◆ Short exercise
Would you write out the entries below, every one of them, exactly?
- - - -
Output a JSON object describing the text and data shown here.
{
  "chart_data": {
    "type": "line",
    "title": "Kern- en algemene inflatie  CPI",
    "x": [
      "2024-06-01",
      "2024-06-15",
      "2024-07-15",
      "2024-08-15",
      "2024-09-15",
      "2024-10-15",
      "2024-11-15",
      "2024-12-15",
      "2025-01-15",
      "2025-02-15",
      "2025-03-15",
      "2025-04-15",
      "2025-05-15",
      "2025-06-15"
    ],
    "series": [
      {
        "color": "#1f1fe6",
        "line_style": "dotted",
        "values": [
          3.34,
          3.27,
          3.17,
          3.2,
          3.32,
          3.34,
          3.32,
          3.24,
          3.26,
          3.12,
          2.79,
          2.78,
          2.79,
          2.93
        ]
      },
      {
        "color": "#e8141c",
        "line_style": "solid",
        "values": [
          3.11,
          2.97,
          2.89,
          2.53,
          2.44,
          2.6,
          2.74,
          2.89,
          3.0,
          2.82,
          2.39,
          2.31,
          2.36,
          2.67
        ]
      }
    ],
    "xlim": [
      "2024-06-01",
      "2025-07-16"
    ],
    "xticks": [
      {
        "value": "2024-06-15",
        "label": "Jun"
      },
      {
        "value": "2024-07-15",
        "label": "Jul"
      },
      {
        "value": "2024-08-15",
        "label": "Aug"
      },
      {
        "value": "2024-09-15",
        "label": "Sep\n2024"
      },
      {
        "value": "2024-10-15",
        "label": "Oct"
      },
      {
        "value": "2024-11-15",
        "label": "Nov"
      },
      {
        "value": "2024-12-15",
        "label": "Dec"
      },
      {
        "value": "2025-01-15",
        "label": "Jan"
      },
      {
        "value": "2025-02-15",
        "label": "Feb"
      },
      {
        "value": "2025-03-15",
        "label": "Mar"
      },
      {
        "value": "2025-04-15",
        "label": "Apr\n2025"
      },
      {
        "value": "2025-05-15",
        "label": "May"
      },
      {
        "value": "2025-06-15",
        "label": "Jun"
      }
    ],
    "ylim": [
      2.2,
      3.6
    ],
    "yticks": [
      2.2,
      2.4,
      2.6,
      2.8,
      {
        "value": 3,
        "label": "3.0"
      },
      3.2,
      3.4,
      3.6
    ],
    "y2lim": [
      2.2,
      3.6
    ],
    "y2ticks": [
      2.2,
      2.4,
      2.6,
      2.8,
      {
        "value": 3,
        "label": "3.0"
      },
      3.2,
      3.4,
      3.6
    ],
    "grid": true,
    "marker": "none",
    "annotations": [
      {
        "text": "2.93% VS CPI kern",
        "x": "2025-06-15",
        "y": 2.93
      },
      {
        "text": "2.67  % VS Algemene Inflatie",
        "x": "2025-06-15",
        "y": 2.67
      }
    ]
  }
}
- - - -
◆ Solution for this exercise
Output a JSON object describing the text and data shown here.
{
  "chart_data": {
    "type": "line",
    "title": "Kern- en algemene inflatie  CPI",
    "x": [
      "2024-06-01",
      "2024-06-15",
      "2024-07-15",
      "2024-08-15",
      "2024-09-15",
      "2024-10-15",
      "2024-11-15",
      "2024-12-15",
      "2025-01-15",
      "2025-02-15",
      "2025-03-15",
      "2025-04-15",
      "2025-05-15",
      "2025-06-15"
    ],
    "series": [
      {
        "color": "#1f1fe6",
        "line_style": "dotted",
        "values": [
          3.34,
          3.27,
          3.17,
          3.2,
          3.32,
          3.34,
          3.32,
          3.24,
          3.26,
          3.12,
          2.79,
          2.78,
          2.79,
          2.93
        ]
      },
      {
        "color": "#e8141c",
        "line_style": "solid",
        "values": [
          3.11,
          2.97,
          2.89,
          2.53,
          2.44,
          2.6,
          2.74,
          2.89,
          3.0,
          2.82,
          2.39,
          2.31,
          2.36,
          2.67
        ]
      }
    ],
    "xlim": [
      "2024-06-01",
      "2025-07-16"
    ],
    "xticks": [
      {
        "value": "2024-06-15",
        "label": "Jun"
      },
      {
        "value": "2024-07-15",
        "label": "Jul"
      },
      {
        "value": "2024-08-15",
        "label": "Aug"
      },
      {
        "value": "2024-09-15",
        "label": "Sep\n2024"
      },
      {
        "value": "2024-10-15",
        "label": "Oct"
      },
      {
        "value": "2024-11-15",
        "label": "Nov"
      },
      {
        "value": "2024-12-15",
        "label": "Dec"
      },
      {
        "value": "2025-01-15",
        "label": "Jan"
      },
      {
        "value": "2025-02-15",
        "label": "Feb"
      },
      {
        "value": "2025-03-15",
        "label": "Mar"
      },
      {
        "value": "2025-04-15",
        "label": "Apr\n2025"
      },
      {
        "value": "2025-05-15",
        "label": "May"
      },
      {
        "value": "2025-06-15",
        "label": "Jun"
      }
    ],
    "ylim": [
      2.2,
      3.6
    ],
    "yticks": [
      2.2,
      2.4,
      2.6,
      2.8,
      {
        "value": 3,
        "label": "3.0"
      },
      3.2,
      3.4,
      3.6
    ],
    "y2lim": [
      2.2,
      3.6
    ],
    "y2ticks": [
      2.2,
      2.4,
      2.6,
      2.8,
      {
        "value": 3,
        "label": "3.0"
      },
      3.2,
      3.4,
      3.6
    ],
    "grid": true,
    "marker": "none",
    "annotations": [
      {
        "text": "2.93% VS CPI kern",
        "x": "2025-06-15",
        "y": 2.93
      },
      {
        "text": "2.67  % VS Algemene Inflatie",
        "x": "2025-06-15",
        "y": 2.67
      }
    ]
  }
}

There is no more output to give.